_INSTRUCCIONES DE TRABAJO_
1. Explica, según el relato sobre Cajamarca y Caja de Agua, qué espíritu animaba a la pareja durante su vida en Caja de Agua y con qué expresión lo describe el texto.
2. Prosigue el relato sobre Cajamarca y Caja de Agua a partir de su última oración.

Veníamos de vivir y trabajar en Cajamarca, en el campo, en el bello Instituto de Educación Rural del Obispado, donde morábamos Susana y yo recién casados, trabajábamos con un extraordinario amigo, Monseñor José Dammert Bellido, en la promoción social de liderazgos campesinos, mujeres y varones.
Luego de esa maravillosa experiencia rural, retornamos a Lima y nos fuimos a vivir a Caja de Agua, nuestra hija Soledad nació y la comenzamos a criar allí, Susana trabajaba de maestra de escuela y yo de obrero de construcción civil, el espíritu que nos animaba se podría manifestar en esa bella expresión de Guamán Poma de Ayala: “en busca de los pobres de Jesucristo”, fue muy valiosa experiencia que camino entre la cálida y la dura luz (expresiones muy hondas de Albert Camus).

_REGISTROS PROPORCIONADOS_
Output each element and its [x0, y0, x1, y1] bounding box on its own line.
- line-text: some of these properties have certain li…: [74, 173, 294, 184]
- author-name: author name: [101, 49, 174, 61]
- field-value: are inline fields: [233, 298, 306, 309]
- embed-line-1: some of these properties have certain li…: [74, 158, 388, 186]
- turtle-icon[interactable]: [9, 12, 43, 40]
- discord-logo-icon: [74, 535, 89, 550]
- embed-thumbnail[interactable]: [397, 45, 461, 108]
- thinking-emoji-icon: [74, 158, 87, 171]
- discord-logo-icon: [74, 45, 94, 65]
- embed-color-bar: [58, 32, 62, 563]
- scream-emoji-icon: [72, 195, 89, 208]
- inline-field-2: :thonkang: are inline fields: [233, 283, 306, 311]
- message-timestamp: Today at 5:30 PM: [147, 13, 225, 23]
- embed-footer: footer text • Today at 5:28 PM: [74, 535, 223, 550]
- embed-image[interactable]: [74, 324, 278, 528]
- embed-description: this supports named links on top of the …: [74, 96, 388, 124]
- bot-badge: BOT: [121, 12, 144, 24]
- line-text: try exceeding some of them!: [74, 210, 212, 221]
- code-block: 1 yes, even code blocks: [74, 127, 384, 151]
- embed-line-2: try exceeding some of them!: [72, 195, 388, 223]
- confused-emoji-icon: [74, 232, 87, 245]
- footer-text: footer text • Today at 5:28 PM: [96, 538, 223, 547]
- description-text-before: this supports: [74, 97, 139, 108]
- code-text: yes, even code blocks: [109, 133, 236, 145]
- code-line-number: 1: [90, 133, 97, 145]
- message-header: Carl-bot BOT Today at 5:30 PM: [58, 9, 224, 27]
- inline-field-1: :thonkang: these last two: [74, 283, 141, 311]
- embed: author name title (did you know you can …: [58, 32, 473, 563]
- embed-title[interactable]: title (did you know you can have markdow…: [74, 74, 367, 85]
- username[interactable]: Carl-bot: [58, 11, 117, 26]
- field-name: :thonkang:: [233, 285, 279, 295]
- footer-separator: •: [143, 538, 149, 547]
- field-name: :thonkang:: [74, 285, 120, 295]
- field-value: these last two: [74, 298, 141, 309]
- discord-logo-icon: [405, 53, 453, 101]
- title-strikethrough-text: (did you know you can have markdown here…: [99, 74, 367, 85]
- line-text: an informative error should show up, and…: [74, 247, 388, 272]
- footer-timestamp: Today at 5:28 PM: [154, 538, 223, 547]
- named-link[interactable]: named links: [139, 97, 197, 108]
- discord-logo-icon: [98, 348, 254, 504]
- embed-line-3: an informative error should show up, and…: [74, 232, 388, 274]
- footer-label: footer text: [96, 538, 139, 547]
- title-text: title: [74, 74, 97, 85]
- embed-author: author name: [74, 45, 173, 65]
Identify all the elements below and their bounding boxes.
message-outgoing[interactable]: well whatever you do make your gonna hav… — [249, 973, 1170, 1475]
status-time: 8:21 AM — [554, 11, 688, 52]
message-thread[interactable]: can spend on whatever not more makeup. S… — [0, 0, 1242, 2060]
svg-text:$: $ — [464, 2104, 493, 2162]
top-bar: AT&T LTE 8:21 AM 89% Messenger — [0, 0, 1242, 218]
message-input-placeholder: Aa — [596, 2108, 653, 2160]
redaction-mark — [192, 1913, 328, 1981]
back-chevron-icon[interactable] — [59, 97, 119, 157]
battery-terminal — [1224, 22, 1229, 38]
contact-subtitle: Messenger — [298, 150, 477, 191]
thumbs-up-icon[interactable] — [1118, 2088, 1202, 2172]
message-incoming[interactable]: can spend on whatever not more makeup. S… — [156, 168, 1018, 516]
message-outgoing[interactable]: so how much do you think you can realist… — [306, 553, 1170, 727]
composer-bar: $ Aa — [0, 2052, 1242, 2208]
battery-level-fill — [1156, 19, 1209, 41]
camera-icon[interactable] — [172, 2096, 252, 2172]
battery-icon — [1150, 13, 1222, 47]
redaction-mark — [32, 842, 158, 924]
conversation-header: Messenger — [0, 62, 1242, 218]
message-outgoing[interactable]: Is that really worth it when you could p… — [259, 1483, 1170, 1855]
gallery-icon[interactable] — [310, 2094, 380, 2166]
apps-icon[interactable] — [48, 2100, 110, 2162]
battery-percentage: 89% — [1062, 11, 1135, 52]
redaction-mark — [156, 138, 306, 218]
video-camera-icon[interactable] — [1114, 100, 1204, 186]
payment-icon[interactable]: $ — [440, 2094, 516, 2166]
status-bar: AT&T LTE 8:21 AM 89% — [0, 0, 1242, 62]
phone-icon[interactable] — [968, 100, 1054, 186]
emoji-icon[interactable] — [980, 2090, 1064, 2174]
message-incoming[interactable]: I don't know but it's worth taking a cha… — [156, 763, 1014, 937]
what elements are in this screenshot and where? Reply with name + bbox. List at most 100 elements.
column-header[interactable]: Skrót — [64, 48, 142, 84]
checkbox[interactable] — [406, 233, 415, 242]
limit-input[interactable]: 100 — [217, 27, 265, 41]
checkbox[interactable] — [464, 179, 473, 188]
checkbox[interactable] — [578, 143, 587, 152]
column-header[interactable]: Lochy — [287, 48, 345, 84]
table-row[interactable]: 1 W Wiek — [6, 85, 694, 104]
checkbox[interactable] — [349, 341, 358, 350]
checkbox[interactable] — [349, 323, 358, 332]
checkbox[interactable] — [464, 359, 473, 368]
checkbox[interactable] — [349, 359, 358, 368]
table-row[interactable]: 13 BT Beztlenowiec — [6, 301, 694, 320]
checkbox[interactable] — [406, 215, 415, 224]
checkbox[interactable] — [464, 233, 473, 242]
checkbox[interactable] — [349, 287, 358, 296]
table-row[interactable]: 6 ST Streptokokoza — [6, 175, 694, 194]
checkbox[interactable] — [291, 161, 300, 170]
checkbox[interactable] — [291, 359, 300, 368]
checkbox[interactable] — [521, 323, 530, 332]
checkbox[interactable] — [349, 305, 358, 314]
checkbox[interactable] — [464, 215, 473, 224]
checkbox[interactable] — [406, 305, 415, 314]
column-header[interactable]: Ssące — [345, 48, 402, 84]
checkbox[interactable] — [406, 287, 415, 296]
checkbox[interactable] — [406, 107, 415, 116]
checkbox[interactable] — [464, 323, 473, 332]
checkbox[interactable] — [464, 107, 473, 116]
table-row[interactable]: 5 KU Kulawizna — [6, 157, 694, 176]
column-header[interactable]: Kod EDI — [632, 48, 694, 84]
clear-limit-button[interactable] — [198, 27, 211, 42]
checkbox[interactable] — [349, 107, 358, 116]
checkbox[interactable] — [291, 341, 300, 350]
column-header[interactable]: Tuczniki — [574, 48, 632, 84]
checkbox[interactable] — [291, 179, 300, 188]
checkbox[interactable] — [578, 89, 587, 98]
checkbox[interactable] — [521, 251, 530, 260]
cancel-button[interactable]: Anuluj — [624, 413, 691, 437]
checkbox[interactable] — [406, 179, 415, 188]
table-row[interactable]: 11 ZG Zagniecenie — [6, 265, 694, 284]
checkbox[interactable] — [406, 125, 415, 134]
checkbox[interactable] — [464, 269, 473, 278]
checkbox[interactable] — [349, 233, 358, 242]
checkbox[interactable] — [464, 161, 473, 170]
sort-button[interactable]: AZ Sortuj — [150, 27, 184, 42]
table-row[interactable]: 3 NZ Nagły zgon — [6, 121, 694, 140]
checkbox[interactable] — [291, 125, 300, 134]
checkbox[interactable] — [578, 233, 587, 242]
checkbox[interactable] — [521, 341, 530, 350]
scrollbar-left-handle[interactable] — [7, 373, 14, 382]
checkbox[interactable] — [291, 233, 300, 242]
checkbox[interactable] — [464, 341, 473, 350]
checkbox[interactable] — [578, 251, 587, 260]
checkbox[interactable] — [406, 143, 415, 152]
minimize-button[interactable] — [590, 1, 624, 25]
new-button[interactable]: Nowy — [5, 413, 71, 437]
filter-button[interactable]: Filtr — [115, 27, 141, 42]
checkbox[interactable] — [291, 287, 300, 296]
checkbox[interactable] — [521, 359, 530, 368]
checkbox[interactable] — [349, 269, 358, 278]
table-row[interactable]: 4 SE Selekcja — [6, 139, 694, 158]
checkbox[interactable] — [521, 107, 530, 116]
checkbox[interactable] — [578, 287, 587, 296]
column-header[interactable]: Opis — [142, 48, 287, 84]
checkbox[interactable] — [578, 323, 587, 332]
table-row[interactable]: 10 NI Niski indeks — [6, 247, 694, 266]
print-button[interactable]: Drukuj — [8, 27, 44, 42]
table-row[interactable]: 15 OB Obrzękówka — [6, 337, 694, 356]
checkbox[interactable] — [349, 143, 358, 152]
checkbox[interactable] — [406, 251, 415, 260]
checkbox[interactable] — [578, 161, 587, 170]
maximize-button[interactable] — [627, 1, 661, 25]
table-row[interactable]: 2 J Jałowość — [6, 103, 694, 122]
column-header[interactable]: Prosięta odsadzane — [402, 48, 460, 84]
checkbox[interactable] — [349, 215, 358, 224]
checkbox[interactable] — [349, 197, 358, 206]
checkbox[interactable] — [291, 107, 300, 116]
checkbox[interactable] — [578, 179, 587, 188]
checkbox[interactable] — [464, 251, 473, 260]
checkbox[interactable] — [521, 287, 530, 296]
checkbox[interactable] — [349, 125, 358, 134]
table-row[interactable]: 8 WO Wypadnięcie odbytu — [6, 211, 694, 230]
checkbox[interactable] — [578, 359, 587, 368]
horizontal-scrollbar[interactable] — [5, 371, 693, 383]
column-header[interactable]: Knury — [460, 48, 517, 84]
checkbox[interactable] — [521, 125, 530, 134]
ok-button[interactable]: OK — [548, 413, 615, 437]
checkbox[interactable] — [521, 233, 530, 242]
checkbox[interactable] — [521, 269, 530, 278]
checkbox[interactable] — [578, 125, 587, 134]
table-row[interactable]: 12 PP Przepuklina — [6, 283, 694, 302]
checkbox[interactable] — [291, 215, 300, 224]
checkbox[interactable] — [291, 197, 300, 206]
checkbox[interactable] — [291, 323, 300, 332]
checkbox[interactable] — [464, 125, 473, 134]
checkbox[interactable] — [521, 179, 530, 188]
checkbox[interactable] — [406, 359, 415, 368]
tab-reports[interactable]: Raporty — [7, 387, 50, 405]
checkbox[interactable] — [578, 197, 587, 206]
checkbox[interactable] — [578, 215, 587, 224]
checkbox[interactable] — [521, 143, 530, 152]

_RESPUESTAS POR TAREA_
1. El espíritu que los animaba se podría manifestar en la expresión de Guamán Poma de Ayala "en busca de los pobres de Jesucristo". Con ese ánimo vivían en Caja de Agua, donde nació y empezó a criarse su hija Soledad, mientras Susana trabajaba de maestra de escuela y el narrador, de obrero de construcción civil.

2.
Experiencia paradojal. contraindicada, como tematiza Mirko Lauer, en el prólogo a mi libro, La edad de la utopía (2001): “casi no hay explotación que no nos corresponda, exclusión que no nos alcance ni esperanza que no nos quede grande”.
Se nos abrió un mundo que desconocíamos, el del pobre, el del olvidado, veníamos desde el otro lado de la pobreza y la desigualdad, mundo que apreciamos mucho también, nuestros orígenes ¿Cómo no amar a nuestros padres y madres? ¿Cómo no apreciar a nuestros ancestros como Manuel Piqueras Cotolí y Manuel Pardo y Lavalle? Ser personas de todos los mundos es una experiencia humana muy rica, te amplía la mirada hacia un principio de humanidad universal. Luego de dos años partimos a la Universidad Católica de Chile a estudiar, lo hicimos muy en serio.
Muchos años después vino el proyecto de vida en el Rímac, desde ese barrio fui elegido congresista, ya habían nacido nuestros dos hijos, Emmanuel e Ignacio. Éramos una pareja muy joven, con hijos muy pequeños.
Este breve relato surge de la vida de la memoria, acicateado por una amiga que me lo recordó. Escribiré sobre está andadura en busca de los pobre de Jesucristo, en su paradoja, en su contraindicación, en su tragedia y esperanza, algún día.